EXERCISE TASK: Would you quote the material below in full and unchanged?

═══ INPUT RECORDS

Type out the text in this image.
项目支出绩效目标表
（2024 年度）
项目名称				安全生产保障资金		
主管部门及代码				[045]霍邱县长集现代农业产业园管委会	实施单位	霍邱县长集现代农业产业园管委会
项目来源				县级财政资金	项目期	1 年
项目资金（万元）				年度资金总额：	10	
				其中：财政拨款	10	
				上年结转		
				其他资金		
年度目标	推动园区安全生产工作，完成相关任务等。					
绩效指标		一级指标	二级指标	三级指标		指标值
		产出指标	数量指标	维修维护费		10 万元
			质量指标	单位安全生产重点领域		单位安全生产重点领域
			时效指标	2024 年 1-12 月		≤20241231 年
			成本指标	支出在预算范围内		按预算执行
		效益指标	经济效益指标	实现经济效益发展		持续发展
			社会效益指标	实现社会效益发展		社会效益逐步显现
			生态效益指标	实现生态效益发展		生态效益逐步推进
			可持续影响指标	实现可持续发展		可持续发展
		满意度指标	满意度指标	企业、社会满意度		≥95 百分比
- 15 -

══════

TASK RESPONSE:
Type out the text in this image.
项目支出绩效目标表
（2024 年度）
项目名称				安全生产保障资金		
主管部门及代码				[045]霍邱县长集现代农业产业园管委会	实施单位	霍邱县长集现代农业产业园管委会
项目来源				县级财政资金	项目期	1 年
项目资金（万元）				年度资金总额：	10	
				其中：财政拨款	10	
				上年结转		
				其他资金		
年度目标	推动园区安全生产工作，完成相关任务等。					
绩效指标		一级指标	二级指标	三级指标		指标值
		产出指标	数量指标	维修维护费		10 万元
			质量指标	单位安全生产重点领域		单位安全生产重点领域
			时效指标	2024 年 1-12 月		≤20241231 年
			成本指标	支出在预算范围内		按预算执行
		效益指标	经济效益指标	实现经济效益发展		持续发展
			社会效益指标	实现社会效益发展		社会效益逐步显现
			生态效益指标	实现生态效益发展		生态效益逐步推进
			可持续影响指标	实现可持续发展		可持续发展
		满意度指标	满意度指标	企业、社会满意度		≥95 百分比
- 15 -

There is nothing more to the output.